* begin DATA SHOWN *
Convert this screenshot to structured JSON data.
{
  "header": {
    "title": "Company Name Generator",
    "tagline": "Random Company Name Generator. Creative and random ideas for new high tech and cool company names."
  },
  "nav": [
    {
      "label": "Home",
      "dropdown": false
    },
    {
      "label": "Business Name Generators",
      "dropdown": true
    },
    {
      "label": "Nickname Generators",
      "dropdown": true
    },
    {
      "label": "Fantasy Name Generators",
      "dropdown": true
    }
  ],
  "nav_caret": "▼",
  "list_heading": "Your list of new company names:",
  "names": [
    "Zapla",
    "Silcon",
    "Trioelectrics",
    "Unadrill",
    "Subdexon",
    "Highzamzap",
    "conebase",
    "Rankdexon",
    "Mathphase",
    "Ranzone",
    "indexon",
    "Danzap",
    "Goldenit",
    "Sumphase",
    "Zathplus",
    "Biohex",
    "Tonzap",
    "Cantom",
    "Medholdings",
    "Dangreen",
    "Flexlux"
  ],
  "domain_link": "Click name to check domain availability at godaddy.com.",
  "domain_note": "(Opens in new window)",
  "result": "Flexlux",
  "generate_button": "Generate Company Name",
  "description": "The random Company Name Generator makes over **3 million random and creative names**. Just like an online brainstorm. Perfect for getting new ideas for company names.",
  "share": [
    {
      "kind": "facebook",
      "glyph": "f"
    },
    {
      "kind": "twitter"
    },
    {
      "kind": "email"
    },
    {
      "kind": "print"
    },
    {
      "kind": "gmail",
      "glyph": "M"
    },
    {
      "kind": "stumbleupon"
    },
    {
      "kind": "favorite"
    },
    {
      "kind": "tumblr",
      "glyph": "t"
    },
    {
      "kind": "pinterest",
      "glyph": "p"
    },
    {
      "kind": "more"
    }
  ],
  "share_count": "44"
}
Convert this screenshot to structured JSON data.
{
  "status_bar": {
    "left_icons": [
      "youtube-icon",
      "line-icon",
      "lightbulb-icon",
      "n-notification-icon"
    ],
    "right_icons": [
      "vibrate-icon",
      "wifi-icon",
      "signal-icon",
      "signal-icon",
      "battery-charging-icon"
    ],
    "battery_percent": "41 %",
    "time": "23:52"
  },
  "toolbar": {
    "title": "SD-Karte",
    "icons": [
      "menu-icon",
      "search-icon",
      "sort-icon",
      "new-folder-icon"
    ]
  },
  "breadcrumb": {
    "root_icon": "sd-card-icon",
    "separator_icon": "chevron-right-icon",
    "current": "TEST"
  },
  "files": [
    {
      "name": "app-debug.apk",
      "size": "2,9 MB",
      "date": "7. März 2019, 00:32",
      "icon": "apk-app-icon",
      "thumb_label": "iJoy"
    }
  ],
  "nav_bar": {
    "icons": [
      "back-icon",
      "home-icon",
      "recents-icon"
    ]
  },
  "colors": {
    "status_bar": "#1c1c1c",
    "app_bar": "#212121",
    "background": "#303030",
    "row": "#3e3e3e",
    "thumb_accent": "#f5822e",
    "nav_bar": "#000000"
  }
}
* end DATA SHOWN *
Every entry must be retyped in full, exactly as given.

WRITTEN ANSWER:
Convert this screenshot to structured JSON data.
{
  "header": {
    "title": "Company Name Generator",
    "tagline": "Random Company Name Generator. Creative and random ideas for new high tech and cool company names."
  },
  "nav": [
    {
      "label": "Home",
      "dropdown": false
    },
    {
      "label": "Business Name Generators",
      "dropdown": true
    },
    {
      "label": "Nickname Generators",
      "dropdown": true
    },
    {
      "label": "Fantasy Name Generators",
      "dropdown": true
    }
  ],
  "nav_caret": "▼",
  "list_heading": "Your list of new company names:",
  "names": [
    "Zapla",
    "Silcon",
    "Trioelectrics",
    "Unadrill",
    "Subdexon",
    "Highzamzap",
    "conebase",
    "Rankdexon",
    "Mathphase",
    "Ranzone",
    "indexon",
    "Danzap",
    "Goldenit",
    "Sumphase",
    "Zathplus",
    "Biohex",
    "Tonzap",
    "Cantom",
    "Medholdings",
    "Dangreen",
    "Flexlux"
  ],
  "domain_link": "Click name to check domain availability at godaddy.com.",
  "domain_note": "(Opens in new window)",
  "result": "Flexlux",
  "generate_button": "Generate Company Name",
  "description": "The random Company Name Generator makes over **3 million random and creative names**. Just like an online brainstorm. Perfect for getting new ideas for company names.",
  "share": [
    {
      "kind": "facebook",
      "glyph": "f"
    },
    {
      "kind": "twitter"
    },
    {
      "kind": "email"
    },
    {
      "kind": "print"
    },
    {
      "kind": "gmail",
      "glyph": "M"
    },
    {
      "kind": "stumbleupon"
    },
    {
      "kind": "favorite"
    },
    {
      "kind": "tumblr",
      "glyph": "t"
    },
    {
      "kind": "pinterest",
      "glyph": "p"
    },
    {
      "kind": "more"
    }
  ],
  "share_count": "44"
}
Convert this screenshot to structured JSON data.
{
  "status_bar": {
    "left_icons": [
      "youtube-icon",
      "line-icon",
      "lightbulb-icon",
      "n-notification-icon"
    ],
    "right_icons": [
      "vibrate-icon",
      "wifi-icon",
      "signal-icon",
      "signal-icon",
      "battery-charging-icon"
    ],
    "battery_percent": "41 %",
    "time": "23:52"
  },
  "toolbar": {
    "title": "SD-Karte",
    "icons": [
      "menu-icon",
      "search-icon",
      "sort-icon",
      "new-folder-icon"
    ]
  },
  "breadcrumb": {
    "root_icon": "sd-card-icon",
    "separator_icon": "chevron-right-icon",
    "current": "TEST"
  },
  "files": [
    {
      "name": "app-debug.apk",
      "size": "2,9 MB",
      "date": "7. März 2019, 00:32",
      "icon": "apk-app-icon",
      "thumb_label": "iJoy"
    }
  ],
  "nav_bar": {
    "icons": [
      "back-icon",
      "home-icon",
      "recents-icon"
    ]
  },
  "colors": {
    "status_bar": "#1c1c1c",
    "app_bar": "#212121",
    "background": "#303030",
    "row": "#3e3e3e",
    "thumb_accent": "#f5822e",
    "nav_bar": "#000000"
  }
}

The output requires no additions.